- _TEXTO DE ESTUDO_
Mas, mesmo com a proibição, uma em cada cinco brasileiras aborta ao menos uma vez na vida, de acordo com a Pesquisa Nacional do Aborto, realizada em 2010 pela Universidade de Brasília (UnB), em parceria com o Ministério da Saúde e a Agência Ibope, e até hoje o estudo mais representativo sobre o tema no Brasil.
O levantamento apresentou um segunda informação importante: o perfil das mulheres que abortam não tem nada de extraordinário: a maioria é casada, e há pessoas de todas as religiões e idades.
“Isso tudo, indiscutivelmente, coloca o aborto como um problema de saúde pública prioritário no Brasil. As mulheres fazem e vão continuar fazendo. Fechar os olhos para isso por uma questão religiosa e manter a interrupção da gravidez como um crime é forçar a mulher a ter um problema de saúde e não buscar ajuda”, afirma o sociólogo Marcelo Medeiros, da UnB, um dos autores da Pesquisa Nacional do Aborto.
Para os críticos da lei, criminalizar significa tirar o direito que a mulher tem sobre o próprio corpo. A proibição, somada à falta de informações e ao desespero, leva as mulheres às inúmeras clínicas clandestinas espalhadas pelo país, que não oferecem nenhuma estrutura para realizar uma cirurgia que poderia ser simples.
O mais recente caso de repercussão na mídia aconteceu no final de agosto. O corpo da assistente administrativa Jandira Magdalena dos Santos, de 27 anos, foi encontrado carbonizado dentro de um carro na região de Campo Grande, zona oeste do Rio de Janeiro. Grávida de 3 meses e meio, ela estava desaparecida desde que havia sido levada para uma clínica de aborto clandestina.

- _ENUNCIADO DA TAREFA_
Reproduza fielmente o trecho do texto sobre o aborto no Brasil que começa em "O levantamento apresentou" e segue até "Nacional do Aborto.".

- _REGISTROS FORNECIDOS_
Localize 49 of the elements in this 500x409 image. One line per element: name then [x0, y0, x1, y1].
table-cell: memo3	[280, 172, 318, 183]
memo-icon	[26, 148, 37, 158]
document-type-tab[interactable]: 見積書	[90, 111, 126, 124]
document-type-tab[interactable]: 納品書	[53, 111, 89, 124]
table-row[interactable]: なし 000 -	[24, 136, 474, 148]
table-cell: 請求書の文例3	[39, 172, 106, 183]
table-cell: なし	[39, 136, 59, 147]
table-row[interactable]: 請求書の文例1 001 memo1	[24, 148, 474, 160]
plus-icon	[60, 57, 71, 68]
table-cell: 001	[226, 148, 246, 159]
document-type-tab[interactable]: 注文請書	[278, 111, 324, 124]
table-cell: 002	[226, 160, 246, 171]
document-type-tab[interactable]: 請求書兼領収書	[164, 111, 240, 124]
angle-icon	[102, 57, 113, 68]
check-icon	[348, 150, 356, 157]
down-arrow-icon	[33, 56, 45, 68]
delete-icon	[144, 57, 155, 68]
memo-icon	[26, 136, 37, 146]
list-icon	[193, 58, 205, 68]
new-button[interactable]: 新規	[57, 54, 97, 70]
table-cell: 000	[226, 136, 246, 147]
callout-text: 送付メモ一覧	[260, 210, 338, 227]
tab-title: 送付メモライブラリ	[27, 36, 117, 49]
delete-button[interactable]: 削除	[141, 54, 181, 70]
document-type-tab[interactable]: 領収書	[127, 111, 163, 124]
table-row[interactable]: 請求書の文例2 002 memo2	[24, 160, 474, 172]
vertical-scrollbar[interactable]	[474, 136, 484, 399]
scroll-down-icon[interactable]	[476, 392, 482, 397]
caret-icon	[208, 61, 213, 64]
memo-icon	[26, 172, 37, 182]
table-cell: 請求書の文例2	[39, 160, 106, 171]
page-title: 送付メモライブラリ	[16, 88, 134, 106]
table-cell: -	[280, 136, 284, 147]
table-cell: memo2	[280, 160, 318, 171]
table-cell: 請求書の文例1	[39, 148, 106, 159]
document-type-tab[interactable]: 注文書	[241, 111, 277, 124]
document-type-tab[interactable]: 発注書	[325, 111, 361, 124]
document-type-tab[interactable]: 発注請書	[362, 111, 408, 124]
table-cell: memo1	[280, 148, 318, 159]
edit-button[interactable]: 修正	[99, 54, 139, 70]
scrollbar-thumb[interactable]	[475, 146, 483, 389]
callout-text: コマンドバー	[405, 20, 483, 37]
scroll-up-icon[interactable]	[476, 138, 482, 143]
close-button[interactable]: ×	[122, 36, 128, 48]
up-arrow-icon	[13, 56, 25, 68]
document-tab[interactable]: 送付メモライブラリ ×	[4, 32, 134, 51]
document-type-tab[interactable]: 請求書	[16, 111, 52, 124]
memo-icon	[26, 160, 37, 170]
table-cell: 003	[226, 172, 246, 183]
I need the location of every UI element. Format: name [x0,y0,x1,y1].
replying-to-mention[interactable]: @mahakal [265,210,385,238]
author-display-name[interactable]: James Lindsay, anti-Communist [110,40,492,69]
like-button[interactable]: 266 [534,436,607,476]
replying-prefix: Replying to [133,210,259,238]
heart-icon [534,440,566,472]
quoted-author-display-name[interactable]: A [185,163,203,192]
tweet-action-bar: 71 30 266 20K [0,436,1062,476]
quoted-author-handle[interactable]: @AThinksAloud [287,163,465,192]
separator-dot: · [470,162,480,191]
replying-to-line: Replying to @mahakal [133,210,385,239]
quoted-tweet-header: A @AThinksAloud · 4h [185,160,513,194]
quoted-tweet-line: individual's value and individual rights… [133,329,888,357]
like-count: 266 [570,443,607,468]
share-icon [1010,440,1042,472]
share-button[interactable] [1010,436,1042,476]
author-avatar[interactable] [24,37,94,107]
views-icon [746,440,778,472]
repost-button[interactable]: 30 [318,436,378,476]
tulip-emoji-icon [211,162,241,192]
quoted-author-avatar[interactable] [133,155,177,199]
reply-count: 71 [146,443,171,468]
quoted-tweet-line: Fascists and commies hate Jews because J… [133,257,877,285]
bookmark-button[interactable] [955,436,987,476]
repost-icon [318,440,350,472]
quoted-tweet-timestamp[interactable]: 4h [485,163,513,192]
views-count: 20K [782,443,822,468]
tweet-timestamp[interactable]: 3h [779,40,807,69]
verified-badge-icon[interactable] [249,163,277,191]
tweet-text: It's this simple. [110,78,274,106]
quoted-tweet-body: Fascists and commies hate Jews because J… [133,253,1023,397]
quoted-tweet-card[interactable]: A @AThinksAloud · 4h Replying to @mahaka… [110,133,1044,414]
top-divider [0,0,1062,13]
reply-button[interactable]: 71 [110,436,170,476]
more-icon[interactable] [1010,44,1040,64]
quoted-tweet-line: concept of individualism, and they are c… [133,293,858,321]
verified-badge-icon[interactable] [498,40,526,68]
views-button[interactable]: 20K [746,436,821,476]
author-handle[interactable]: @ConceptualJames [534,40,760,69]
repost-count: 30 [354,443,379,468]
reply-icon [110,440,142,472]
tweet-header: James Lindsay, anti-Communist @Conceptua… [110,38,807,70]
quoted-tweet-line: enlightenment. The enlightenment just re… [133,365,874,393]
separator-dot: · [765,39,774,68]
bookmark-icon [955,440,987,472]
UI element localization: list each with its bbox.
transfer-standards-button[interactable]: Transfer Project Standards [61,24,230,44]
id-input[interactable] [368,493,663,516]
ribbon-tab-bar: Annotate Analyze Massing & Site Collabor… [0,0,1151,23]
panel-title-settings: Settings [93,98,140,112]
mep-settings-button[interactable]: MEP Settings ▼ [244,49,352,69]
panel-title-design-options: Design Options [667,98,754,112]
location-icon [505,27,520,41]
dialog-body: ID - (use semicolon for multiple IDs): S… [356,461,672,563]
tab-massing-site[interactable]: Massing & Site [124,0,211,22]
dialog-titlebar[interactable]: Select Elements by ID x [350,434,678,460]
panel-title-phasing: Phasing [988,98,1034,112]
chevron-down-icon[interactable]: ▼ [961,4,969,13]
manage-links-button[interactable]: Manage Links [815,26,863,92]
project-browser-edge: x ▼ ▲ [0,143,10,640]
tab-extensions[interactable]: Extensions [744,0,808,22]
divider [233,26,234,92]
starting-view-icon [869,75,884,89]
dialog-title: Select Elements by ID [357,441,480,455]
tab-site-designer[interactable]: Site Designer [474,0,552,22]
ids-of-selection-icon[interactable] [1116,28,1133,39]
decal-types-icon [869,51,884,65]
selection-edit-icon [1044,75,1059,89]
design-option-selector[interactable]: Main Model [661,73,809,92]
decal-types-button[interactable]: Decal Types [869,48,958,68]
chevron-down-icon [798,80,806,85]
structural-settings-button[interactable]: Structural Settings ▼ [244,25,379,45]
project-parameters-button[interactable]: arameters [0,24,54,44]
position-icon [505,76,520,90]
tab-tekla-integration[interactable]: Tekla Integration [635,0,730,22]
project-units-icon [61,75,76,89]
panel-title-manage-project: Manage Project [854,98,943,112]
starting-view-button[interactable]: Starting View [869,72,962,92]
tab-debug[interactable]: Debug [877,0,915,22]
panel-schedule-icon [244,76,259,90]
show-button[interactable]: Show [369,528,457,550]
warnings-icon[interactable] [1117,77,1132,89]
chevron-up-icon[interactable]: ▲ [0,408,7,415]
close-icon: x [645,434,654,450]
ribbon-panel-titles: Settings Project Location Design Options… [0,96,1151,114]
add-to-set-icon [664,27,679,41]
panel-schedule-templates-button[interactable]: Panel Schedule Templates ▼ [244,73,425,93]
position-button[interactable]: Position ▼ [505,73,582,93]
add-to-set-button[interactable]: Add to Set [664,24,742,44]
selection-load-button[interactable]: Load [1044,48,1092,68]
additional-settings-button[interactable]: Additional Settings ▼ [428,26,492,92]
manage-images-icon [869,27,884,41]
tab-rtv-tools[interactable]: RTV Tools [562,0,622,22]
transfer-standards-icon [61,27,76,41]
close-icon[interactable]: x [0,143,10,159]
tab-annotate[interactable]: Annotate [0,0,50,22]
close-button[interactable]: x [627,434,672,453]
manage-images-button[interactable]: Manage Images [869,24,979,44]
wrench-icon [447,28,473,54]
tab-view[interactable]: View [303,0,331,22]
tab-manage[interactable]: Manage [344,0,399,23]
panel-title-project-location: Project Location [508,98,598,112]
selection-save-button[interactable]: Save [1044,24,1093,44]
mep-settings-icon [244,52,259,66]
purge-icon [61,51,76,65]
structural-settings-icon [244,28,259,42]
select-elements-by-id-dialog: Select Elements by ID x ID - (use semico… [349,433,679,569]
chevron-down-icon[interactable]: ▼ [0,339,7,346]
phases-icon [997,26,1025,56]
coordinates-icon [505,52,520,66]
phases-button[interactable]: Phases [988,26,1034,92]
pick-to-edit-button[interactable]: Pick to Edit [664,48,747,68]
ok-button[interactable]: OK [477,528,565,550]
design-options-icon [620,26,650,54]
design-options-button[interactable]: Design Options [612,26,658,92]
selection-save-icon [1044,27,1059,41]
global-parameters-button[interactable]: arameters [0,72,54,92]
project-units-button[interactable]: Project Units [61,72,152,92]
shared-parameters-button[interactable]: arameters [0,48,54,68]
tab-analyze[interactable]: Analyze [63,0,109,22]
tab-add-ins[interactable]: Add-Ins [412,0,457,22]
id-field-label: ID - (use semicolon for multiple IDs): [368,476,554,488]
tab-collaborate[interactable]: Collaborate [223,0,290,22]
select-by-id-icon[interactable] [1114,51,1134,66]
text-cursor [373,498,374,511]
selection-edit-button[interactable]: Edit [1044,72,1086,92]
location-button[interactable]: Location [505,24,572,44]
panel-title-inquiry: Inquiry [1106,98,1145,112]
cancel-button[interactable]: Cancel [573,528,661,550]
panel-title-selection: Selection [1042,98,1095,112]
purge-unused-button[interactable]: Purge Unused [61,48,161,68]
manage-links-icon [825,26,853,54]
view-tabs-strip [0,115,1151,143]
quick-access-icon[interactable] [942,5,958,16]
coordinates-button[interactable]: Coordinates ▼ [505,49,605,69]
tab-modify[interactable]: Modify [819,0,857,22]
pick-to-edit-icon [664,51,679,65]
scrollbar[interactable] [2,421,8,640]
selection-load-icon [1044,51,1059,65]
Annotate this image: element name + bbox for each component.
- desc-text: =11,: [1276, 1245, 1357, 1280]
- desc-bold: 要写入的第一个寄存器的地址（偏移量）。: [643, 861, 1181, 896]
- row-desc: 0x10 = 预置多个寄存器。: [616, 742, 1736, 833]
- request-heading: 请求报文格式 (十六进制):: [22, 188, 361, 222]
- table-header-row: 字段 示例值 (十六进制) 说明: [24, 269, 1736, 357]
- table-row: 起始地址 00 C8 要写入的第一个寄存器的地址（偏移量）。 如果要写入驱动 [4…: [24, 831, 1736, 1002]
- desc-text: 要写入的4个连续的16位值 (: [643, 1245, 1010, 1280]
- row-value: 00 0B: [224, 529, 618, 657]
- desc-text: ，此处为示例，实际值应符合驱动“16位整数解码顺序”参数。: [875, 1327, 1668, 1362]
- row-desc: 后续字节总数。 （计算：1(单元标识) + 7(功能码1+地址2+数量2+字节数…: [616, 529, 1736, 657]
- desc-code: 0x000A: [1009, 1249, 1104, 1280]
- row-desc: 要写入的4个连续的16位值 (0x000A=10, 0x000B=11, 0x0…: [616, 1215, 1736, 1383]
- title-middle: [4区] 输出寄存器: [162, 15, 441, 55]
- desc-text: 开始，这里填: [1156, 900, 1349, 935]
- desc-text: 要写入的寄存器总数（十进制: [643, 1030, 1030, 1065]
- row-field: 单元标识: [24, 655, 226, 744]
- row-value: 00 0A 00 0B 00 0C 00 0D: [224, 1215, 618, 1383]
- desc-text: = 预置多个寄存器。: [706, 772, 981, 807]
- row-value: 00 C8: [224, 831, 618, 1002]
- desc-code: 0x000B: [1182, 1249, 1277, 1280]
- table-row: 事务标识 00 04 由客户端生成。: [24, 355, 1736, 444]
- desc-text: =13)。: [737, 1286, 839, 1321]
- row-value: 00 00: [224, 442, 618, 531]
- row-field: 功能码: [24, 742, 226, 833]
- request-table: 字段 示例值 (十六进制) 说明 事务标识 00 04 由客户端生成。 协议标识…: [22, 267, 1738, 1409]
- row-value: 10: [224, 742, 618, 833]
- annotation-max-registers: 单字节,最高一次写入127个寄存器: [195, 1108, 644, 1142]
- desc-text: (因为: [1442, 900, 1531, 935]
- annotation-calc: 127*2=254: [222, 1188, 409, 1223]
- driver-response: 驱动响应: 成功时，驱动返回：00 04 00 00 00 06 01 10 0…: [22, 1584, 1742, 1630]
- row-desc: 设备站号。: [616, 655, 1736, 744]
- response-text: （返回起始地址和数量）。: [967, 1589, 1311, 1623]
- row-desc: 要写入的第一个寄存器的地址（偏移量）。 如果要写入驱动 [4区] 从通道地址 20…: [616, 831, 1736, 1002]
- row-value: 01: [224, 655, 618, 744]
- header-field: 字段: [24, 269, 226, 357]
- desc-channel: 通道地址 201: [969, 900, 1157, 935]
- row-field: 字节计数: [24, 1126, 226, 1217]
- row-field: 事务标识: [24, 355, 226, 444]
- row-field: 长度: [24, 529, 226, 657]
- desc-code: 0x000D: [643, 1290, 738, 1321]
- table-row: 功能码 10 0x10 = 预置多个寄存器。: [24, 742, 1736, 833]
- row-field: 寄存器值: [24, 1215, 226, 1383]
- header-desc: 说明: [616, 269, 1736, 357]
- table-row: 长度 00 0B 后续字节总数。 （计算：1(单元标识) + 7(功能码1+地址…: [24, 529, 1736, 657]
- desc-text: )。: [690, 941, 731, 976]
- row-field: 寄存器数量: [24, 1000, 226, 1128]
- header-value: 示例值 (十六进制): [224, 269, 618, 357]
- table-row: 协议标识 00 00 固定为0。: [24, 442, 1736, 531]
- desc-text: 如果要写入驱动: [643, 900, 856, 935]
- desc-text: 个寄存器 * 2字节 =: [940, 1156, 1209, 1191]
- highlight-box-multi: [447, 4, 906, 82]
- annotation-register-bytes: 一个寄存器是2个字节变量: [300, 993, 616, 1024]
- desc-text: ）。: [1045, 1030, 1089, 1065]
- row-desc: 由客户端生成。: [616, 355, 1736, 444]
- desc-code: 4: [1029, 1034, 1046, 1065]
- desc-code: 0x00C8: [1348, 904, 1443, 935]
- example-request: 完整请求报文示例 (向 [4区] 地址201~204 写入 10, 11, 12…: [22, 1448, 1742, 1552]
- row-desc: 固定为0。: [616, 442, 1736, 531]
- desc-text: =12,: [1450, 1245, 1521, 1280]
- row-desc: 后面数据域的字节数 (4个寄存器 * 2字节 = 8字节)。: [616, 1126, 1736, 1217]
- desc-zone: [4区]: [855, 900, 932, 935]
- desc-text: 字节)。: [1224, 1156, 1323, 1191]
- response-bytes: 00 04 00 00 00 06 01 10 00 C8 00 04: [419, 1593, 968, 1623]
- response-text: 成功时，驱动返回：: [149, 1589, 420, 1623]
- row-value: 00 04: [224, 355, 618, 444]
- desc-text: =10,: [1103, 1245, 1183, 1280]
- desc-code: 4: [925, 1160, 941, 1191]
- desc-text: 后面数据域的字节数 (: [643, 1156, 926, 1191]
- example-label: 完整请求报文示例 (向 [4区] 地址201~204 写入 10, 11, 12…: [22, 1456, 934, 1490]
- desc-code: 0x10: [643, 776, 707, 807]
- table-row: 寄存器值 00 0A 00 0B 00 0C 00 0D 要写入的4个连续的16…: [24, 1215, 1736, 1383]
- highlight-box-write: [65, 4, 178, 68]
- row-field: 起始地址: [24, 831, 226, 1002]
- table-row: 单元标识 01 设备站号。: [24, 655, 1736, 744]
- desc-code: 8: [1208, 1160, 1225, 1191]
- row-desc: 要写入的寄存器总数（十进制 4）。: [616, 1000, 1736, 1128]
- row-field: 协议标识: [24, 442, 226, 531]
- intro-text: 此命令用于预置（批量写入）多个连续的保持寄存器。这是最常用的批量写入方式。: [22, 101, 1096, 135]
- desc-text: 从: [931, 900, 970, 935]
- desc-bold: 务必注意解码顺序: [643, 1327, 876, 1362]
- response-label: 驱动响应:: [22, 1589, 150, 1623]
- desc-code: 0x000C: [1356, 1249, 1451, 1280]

- _RESPOSTA_
O levantamento apresentou um segunda informação importante: o perfil das mulheres que abortam não tem nada de extraordinário: a maioria é casada, e há pessoas de todas as religiões e idades.
“Isso tudo, indiscutivelmente, coloca o aborto como um problema de saúde pública prioritário no Brasil. As mulheres fazem e vão continuar fazendo. Fechar os olhos para isso por uma questão religiosa e manter a interrupção da gravidez como um crime é forçar a mulher a ter um problema de saúde e não buscar ajuda”, afirma o sociólogo Marcelo Medeiros, da UnB, um dos autores da Pesquisa Nacional do Aborto.